Output all of the entries below precisely as written.

Extracted records:
-- Start --

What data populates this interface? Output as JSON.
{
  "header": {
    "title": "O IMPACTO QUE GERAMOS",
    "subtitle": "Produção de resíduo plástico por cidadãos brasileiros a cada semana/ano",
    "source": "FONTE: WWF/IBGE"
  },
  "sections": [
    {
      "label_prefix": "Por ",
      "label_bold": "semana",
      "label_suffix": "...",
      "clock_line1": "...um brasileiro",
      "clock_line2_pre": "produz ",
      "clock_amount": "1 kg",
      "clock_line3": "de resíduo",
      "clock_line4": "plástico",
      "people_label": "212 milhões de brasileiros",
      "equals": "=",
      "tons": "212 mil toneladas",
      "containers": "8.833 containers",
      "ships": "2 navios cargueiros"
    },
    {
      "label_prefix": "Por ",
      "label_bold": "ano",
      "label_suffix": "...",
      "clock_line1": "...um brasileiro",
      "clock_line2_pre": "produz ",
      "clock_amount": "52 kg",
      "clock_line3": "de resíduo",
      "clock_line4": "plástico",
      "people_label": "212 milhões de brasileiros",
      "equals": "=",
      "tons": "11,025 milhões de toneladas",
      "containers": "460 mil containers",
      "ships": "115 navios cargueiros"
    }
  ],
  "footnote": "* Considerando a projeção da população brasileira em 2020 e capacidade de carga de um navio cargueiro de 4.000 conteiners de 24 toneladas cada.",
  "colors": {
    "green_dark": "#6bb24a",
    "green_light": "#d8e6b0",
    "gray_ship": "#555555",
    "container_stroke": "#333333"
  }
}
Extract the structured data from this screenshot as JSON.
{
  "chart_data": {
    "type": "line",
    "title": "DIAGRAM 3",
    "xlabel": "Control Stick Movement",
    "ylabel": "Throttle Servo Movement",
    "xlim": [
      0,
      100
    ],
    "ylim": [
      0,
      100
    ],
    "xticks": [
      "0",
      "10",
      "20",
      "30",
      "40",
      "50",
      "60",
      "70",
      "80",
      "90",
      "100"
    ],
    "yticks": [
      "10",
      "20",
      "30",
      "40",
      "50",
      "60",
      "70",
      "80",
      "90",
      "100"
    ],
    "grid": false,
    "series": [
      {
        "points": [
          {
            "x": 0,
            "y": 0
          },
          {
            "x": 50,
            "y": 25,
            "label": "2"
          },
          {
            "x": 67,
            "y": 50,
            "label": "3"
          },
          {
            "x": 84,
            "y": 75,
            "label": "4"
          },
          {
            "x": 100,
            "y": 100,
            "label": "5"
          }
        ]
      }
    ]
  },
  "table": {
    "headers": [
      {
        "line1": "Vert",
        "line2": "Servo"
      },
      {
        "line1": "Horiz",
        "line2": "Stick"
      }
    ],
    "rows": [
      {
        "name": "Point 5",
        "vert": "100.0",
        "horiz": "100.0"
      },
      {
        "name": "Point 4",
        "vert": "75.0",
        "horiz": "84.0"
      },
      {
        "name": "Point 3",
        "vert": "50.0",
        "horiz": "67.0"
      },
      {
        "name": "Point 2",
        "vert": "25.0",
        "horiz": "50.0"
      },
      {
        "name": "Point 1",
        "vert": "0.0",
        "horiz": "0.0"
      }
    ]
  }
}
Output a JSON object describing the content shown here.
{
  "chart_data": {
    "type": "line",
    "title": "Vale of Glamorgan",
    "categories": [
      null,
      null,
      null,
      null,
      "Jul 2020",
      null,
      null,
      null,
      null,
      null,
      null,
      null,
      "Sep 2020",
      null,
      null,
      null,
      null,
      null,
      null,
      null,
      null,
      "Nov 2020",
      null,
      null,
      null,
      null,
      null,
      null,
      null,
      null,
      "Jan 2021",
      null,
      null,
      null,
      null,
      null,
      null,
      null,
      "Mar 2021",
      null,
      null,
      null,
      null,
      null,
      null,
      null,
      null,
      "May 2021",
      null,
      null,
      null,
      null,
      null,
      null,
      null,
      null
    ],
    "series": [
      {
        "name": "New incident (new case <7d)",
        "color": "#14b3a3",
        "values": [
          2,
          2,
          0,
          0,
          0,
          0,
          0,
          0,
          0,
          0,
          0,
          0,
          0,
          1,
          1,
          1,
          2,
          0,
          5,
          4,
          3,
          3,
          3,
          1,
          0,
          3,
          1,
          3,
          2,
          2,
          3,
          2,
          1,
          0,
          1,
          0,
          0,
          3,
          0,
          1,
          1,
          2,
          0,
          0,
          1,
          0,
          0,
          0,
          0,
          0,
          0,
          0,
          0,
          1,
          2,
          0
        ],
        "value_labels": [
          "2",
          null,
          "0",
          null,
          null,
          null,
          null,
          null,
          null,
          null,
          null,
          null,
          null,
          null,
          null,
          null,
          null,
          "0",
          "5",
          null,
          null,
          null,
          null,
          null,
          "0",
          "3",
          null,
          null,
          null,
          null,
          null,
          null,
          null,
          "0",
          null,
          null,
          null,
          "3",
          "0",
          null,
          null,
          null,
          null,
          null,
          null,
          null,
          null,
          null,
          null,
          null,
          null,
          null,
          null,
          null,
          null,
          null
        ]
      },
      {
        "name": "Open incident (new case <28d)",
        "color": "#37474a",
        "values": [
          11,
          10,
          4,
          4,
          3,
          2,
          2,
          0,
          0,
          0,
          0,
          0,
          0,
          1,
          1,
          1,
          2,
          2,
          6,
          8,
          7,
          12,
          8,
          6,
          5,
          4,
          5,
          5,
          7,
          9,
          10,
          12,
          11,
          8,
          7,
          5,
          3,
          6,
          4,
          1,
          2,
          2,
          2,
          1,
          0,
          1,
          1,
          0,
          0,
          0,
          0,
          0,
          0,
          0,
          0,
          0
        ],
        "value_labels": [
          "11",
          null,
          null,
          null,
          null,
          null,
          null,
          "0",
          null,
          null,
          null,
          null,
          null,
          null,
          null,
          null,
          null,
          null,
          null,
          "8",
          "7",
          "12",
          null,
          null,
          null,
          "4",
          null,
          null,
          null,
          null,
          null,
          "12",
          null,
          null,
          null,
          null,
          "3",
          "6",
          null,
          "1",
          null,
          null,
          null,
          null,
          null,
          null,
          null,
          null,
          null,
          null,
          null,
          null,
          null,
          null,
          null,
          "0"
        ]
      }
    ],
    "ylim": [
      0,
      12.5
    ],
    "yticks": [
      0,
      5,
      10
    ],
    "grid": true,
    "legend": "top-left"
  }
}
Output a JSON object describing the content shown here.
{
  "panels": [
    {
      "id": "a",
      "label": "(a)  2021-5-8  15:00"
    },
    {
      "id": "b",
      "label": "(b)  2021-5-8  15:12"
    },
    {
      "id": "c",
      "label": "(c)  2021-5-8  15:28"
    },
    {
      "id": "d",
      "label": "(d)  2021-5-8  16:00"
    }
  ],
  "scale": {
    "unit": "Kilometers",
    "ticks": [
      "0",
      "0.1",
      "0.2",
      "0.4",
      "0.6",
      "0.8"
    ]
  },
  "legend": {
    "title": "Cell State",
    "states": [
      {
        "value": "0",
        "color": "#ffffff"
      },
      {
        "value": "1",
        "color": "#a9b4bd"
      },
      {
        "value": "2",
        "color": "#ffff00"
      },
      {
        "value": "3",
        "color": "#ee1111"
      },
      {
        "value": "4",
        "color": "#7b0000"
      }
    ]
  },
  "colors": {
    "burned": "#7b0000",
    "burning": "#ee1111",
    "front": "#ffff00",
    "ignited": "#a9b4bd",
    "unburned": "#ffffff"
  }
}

-- End --

● Task output:
What data populates this interface? Output as JSON.
{
  "header": {
    "title": "O IMPACTO QUE GERAMOS",
    "subtitle": "Produção de resíduo plástico por cidadãos brasileiros a cada semana/ano",
    "source": "FONTE: WWF/IBGE"
  },
  "sections": [
    {
      "label_prefix": "Por ",
      "label_bold": "semana",
      "label_suffix": "...",
      "clock_line1": "...um brasileiro",
      "clock_line2_pre": "produz ",
      "clock_amount": "1 kg",
      "clock_line3": "de resíduo",
      "clock_line4": "plástico",
      "people_label": "212 milhões de brasileiros",
      "equals": "=",
      "tons": "212 mil toneladas",
      "containers": "8.833 containers",
      "ships": "2 navios cargueiros"
    },
    {
      "label_prefix": "Por ",
      "label_bold": "ano",
      "label_suffix": "...",
      "clock_line1": "...um brasileiro",
      "clock_line2_pre": "produz ",
      "clock_amount": "52 kg",
      "clock_line3": "de resíduo",
      "clock_line4": "plástico",
      "people_label": "212 milhões de brasileiros",
      "equals": "=",
      "tons": "11,025 milhões de toneladas",
      "containers": "460 mil containers",
      "ships": "115 navios cargueiros"
    }
  ],
  "footnote": "* Considerando a projeção da população brasileira em 2020 e capacidade de carga de um navio cargueiro de 4.000 conteiners de 24 toneladas cada.",
  "colors": {
    "green_dark": "#6bb24a",
    "green_light": "#d8e6b0",
    "gray_ship": "#555555",
    "container_stroke": "#333333"
  }
}
Extract the structured data from this screenshot as JSON.
{
  "chart_data": {
    "type": "line",
    "title": "DIAGRAM 3",
    "xlabel": "Control Stick Movement",
    "ylabel": "Throttle Servo Movement",
    "xlim": [
      0,
      100
    ],
    "ylim": [
      0,
      100
    ],
    "xticks": [
      "0",
      "10",
      "20",
      "30",
      "40",
      "50",
      "60",
      "70",
      "80",
      "90",
      "100"
    ],
    "yticks": [
      "10",
      "20",
      "30",
      "40",
      "50",
      "60",
      "70",
      "80",
      "90",
      "100"
    ],
    "grid": false,
    "series": [
      {
        "points": [
          {
            "x": 0,
            "y": 0
          },
          {
            "x": 50,
            "y": 25,
            "label": "2"
          },
          {
            "x": 67,
            "y": 50,
            "label": "3"
          },
          {
            "x": 84,
            "y": 75,
            "label": "4"
          },
          {
            "x": 100,
            "y": 100,
            "label": "5"
          }
        ]
      }
    ]
  },
  "table": {
    "headers": [
      {
        "line1": "Vert",
        "line2": "Servo"
      },
      {
        "line1": "Horiz",
        "line2": "Stick"
      }
    ],
    "rows": [
      {
        "name": "Point 5",
        "vert": "100.0",
        "horiz": "100.0"
      },
      {
        "name": "Point 4",
        "vert": "75.0",
        "horiz": "84.0"
      },
      {
        "name": "Point 3",
        "vert": "50.0",
        "horiz": "67.0"
      },
      {
        "name": "Point 2",
        "vert": "25.0",
        "horiz": "50.0"
      },
      {
        "name": "Point 1",
        "vert": "0.0",
        "horiz": "0.0"
      }
    ]
  }
}
Output a JSON object describing the content shown here.
{
  "chart_data": {
    "type": "line",
    "title": "Vale of Glamorgan",
    "categories": [
      null,
      null,
      null,
      null,
      "Jul 2020",
      null,
      null,
      null,
      null,
      null,
      null,
      null,
      "Sep 2020",
      null,
      null,
      null,
      null,
      null,
      null,
      null,
      null,
      "Nov 2020",
      null,
      null,
      null,
      null,
      null,
      null,
      null,
      null,
      "Jan 2021",
      null,
      null,
      null,
      null,
      null,
      null,
      null,
      "Mar 2021",
      null,
      null,
      null,
      null,
      null,
      null,
      null,
      null,
      "May 2021",
      null,
      null,
      null,
      null,
      null,
      null,
      null,
      null
    ],
    "series": [
      {
        "name": "New incident (new case <7d)",
        "color": "#14b3a3",
        "values": [
          2,
          2,
          0,
          0,
          0,
          0,
          0,
          0,
          0,
          0,
          0,
          0,
          0,
          1,
          1,
          1,
          2,
          0,
          5,
          4,
          3,
          3,
          3,
          1,
          0,
          3,
          1,
          3,
          2,
          2,
          3,
          2,
          1,
          0,
          1,
          0,
          0,
          3,
          0,
          1,
          1,
          2,
          0,
          0,
          1,
          0,
          0,
          0,
          0,
          0,
          0,
          0,
          0,
          1,
          2,
          0
        ],
        "value_labels": [
          "2",
          null,
          "0",
          null,
          null,
          null,
          null,
          null,
          null,
          null,
          null,
          null,
          null,
          null,
          null,
          null,
          null,
          "0",
          "5",
          null,
          null,
          null,
          null,
          null,
          "0",
          "3",
          null,
          null,
          null,
          null,
          null,
          null,
          null,
          "0",
          null,
          null,
          null,
          "3",
          "0",
          null,
          null,
          null,
          null,
          null,
          null,
          null,
          null,
          null,
          null,
          null,
          null,
          null,
          null,
          null,
          null,
          null
        ]
      },
      {
        "name": "Open incident (new case <28d)",
        "color": "#37474a",
        "values": [
          11,
          10,
          4,
          4,
          3,
          2,
          2,
          0,
          0,
          0,
          0,
          0,
          0,
          1,
          1,
          1,
          2,
          2,
          6,
          8,
          7,
          12,
          8,
          6,
          5,
          4,
          5,
          5,
          7,
          9,
          10,
          12,
          11,
          8,
          7,
          5,
          3,
          6,
          4,
          1,
          2,
          2,
          2,
          1,
          0,
          1,
          1,
          0,
          0,
          0,
          0,
          0,
          0,
          0,
          0,
          0
        ],
        "value_labels": [
          "11",
          null,
          null,
          null,
          null,
          null,
          null,
          "0",
          null,
          null,
          null,
          null,
          null,
          null,
          null,
          null,
          null,
          null,
          null,
          "8",
          "7",
          "12",
          null,
          null,
          null,
          "4",
          null,
          null,
          null,
          null,
          null,
          "12",
          null,
          null,
          null,
          null,
          "3",
          "6",
          null,
          "1",
          null,
          null,
          null,
          null,
          null,
          null,
          null,
          null,
          null,
          null,
          null,
          null,
          null,
          null,
          null,
          "0"
        ]
      }
    ],
    "ylim": [
      0,
      12.5
    ],
    "yticks": [
      0,
      5,
      10
    ],
    "grid": true,
    "legend": "top-left"
  }
}
Output a JSON object describing the content shown here.
{
  "panels": [
    {
      "id": "a",
      "label": "(a)  2021-5-8  15:00"
    },
    {
      "id": "b",
      "label": "(b)  2021-5-8  15:12"
    },
    {
      "id": "c",
      "label": "(c)  2021-5-8  15:28"
    },
    {
      "id": "d",
      "label": "(d)  2021-5-8  16:00"
    }
  ],
  "scale": {
    "unit": "Kilometers",
    "ticks": [
      "0",
      "0.1",
      "0.2",
      "0.4",
      "0.6",
      "0.8"
    ]
  },
  "legend": {
    "title": "Cell State",
    "states": [
      {
        "value": "0",
        "color": "#ffffff"
      },
      {
        "value": "1",
        "color": "#a9b4bd"
      },
      {
        "value": "2",
        "color": "#ffff00"
      },
      {
        "value": "3",
        "color": "#ee1111"
      },
      {
        "value": "4",
        "color": "#7b0000"
      }
    ]
  },
  "colors": {
    "burned": "#7b0000",
    "burning": "#ee1111",
    "front": "#ffff00",
    "ignited": "#a9b4bd",
    "unburned": "#ffffff"
  }
}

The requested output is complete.